▶ Problem details: Please output the data below verbatim, from the line holding "List every element" through the line holding "stats-row[interactable]: 0:08.911 (EFERTLISDOTCOM)", both lines included, and nothing else.
>>>>>
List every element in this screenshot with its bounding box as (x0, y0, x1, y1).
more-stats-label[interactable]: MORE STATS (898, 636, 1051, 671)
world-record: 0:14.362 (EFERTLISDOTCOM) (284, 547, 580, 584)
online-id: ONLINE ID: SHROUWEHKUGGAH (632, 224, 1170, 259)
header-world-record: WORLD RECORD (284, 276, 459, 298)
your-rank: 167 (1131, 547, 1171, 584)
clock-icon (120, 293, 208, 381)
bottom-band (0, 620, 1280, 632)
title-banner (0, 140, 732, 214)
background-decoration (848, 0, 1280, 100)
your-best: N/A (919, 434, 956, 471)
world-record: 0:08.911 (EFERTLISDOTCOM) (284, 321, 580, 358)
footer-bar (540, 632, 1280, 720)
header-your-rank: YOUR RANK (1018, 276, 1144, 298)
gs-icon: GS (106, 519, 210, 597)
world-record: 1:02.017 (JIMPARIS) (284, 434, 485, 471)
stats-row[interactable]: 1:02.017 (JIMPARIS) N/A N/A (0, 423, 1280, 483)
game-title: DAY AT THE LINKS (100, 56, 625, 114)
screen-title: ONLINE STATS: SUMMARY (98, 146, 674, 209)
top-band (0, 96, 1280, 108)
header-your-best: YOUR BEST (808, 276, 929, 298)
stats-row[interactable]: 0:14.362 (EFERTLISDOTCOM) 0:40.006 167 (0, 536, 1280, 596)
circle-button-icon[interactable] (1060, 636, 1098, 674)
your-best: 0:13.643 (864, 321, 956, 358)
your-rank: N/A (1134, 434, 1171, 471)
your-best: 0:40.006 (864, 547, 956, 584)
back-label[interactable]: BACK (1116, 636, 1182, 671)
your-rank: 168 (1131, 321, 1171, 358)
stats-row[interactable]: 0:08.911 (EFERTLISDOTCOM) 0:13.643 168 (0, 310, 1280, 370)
<<<<<
>>>>>
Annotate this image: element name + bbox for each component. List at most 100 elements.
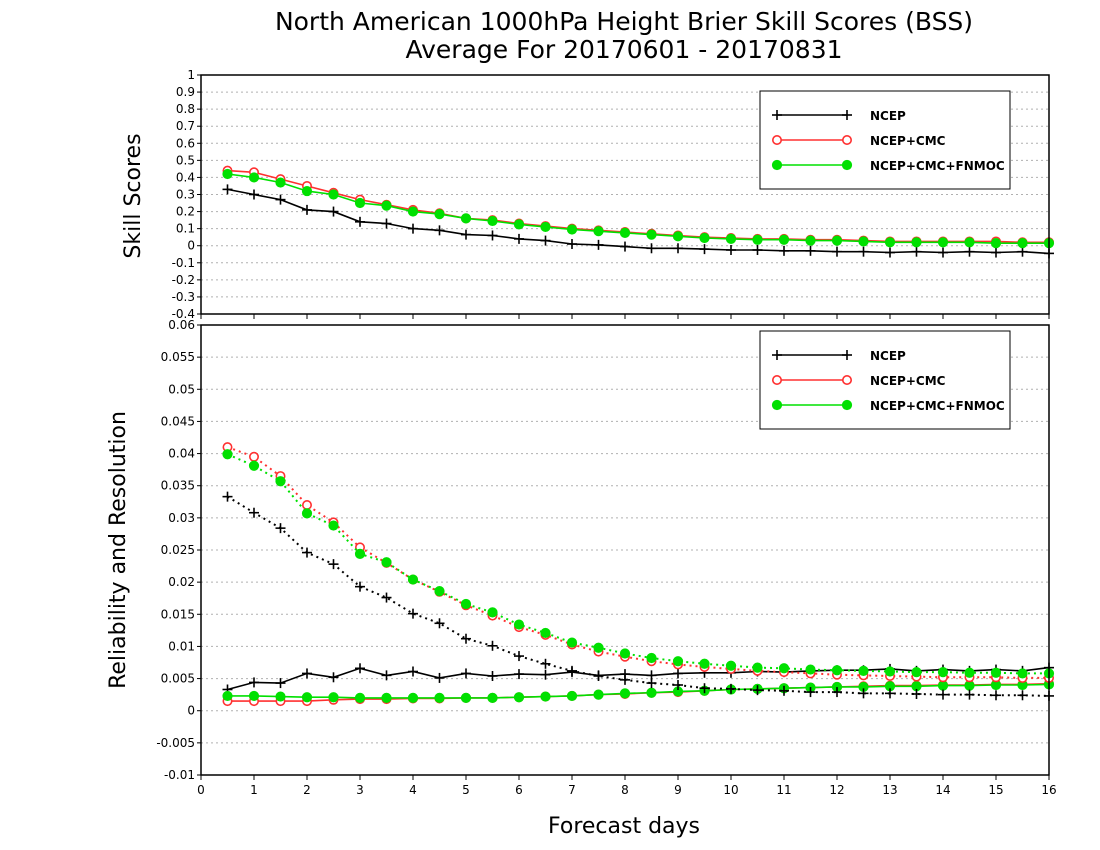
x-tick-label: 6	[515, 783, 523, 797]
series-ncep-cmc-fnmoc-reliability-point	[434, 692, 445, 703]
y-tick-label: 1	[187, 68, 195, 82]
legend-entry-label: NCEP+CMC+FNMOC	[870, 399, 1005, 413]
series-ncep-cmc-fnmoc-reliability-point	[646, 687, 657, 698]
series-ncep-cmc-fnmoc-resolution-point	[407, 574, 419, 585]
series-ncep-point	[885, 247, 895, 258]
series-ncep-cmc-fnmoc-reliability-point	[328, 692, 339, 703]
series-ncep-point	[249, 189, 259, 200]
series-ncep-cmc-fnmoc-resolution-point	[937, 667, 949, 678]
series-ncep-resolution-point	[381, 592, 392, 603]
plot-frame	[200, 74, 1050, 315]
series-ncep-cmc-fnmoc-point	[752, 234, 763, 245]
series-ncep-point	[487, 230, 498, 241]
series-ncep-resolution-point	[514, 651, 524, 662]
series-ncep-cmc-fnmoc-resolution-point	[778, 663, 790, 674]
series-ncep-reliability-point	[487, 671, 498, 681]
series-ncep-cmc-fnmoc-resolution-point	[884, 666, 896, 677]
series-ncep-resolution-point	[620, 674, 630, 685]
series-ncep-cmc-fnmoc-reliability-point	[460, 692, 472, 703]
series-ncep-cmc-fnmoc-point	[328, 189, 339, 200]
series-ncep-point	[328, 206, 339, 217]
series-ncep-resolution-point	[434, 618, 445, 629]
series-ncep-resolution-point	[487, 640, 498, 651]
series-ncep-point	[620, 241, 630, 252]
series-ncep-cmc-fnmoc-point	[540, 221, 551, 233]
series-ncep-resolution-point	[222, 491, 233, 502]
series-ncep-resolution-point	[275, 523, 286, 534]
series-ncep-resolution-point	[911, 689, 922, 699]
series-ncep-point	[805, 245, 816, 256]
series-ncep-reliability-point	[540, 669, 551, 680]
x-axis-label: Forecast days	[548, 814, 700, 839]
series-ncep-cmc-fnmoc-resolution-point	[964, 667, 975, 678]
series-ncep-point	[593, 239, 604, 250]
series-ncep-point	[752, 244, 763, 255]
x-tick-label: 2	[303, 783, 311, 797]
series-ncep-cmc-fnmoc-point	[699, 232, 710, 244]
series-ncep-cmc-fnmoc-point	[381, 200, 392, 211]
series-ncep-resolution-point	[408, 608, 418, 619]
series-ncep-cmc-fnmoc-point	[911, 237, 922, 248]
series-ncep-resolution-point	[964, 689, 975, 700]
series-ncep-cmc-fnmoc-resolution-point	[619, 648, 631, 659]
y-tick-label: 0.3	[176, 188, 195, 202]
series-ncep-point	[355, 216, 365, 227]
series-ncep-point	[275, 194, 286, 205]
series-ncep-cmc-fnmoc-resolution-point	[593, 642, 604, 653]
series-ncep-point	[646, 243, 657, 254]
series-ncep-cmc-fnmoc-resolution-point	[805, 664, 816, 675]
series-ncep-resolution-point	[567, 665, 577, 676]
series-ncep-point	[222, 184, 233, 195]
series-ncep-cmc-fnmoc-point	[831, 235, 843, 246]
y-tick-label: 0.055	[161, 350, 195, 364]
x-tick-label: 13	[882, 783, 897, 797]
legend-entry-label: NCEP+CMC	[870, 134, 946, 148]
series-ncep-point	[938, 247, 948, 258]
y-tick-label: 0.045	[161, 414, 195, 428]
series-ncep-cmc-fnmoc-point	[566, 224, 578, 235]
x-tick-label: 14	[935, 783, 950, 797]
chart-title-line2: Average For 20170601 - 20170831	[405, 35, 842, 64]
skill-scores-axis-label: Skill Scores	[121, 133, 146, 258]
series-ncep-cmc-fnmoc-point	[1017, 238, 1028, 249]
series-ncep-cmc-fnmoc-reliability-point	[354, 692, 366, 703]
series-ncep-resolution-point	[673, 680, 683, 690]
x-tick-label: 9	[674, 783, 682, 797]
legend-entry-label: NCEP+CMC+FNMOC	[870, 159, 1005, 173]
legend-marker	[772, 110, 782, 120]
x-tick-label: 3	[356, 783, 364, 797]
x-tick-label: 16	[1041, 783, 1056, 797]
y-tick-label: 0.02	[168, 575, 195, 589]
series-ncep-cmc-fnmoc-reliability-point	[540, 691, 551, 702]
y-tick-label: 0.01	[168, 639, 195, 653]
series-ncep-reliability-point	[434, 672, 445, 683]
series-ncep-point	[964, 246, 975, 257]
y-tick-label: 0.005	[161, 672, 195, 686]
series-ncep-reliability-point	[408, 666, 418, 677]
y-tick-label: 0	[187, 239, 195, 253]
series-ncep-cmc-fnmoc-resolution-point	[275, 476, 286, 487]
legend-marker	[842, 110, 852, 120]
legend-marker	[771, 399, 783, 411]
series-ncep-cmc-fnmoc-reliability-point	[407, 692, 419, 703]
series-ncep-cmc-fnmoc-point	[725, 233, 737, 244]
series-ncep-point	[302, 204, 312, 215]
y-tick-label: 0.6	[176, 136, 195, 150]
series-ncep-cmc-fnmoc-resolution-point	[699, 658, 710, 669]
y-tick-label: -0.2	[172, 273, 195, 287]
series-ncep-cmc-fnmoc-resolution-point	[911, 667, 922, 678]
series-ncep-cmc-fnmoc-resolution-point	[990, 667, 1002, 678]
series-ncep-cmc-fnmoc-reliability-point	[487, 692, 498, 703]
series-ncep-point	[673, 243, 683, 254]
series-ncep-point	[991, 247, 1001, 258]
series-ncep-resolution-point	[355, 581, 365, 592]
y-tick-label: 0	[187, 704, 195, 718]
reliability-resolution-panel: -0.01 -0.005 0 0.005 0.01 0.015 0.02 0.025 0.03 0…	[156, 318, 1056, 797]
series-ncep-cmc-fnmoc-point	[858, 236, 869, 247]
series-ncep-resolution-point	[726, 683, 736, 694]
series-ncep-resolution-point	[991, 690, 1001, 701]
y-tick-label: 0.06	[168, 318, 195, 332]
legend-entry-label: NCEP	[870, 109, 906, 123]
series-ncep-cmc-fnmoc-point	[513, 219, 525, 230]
<<<<<
▶ Solution for this task:
List every element in this screenshot with its bounding box as (x0, y0, x1, y1).
more-stats-label[interactable]: MORE STATS (898, 636, 1051, 671)
world-record: 0:14.362 (EFERTLISDOTCOM) (284, 547, 580, 584)
online-id: ONLINE ID: SHROUWEHKUGGAH (632, 224, 1170, 259)
header-world-record: WORLD RECORD (284, 276, 459, 298)
your-rank: 167 (1131, 547, 1171, 584)
clock-icon (120, 293, 208, 381)
bottom-band (0, 620, 1280, 632)
title-banner (0, 140, 732, 214)
background-decoration (848, 0, 1280, 100)
your-best: N/A (919, 434, 956, 471)
world-record: 0:08.911 (EFERTLISDOTCOM) (284, 321, 580, 358)
footer-bar (540, 632, 1280, 720)
header-your-rank: YOUR RANK (1018, 276, 1144, 298)
gs-icon: GS (106, 519, 210, 597)
world-record: 1:02.017 (JIMPARIS) (284, 434, 485, 471)
stats-row[interactable]: 1:02.017 (JIMPARIS) N/A N/A (0, 423, 1280, 483)
game-title: DAY AT THE LINKS (100, 56, 625, 114)
screen-title: ONLINE STATS: SUMMARY (98, 146, 674, 209)
top-band (0, 96, 1280, 108)
header-your-best: YOUR BEST (808, 276, 929, 298)
stats-row[interactable]: 0:14.362 (EFERTLISDOTCOM) 0:40.006 167 (0, 536, 1280, 596)
circle-button-icon[interactable] (1060, 636, 1098, 674)
your-best: 0:13.643 (864, 321, 956, 358)
your-rank: N/A (1134, 434, 1171, 471)
your-best: 0:40.006 (864, 547, 956, 584)
back-label[interactable]: BACK (1116, 636, 1182, 671)
your-rank: 168 (1131, 321, 1171, 358)
stats-row[interactable]: 0:08.911 (EFERTLISDOTCOM) 0:13.643 168 (0, 310, 1280, 370)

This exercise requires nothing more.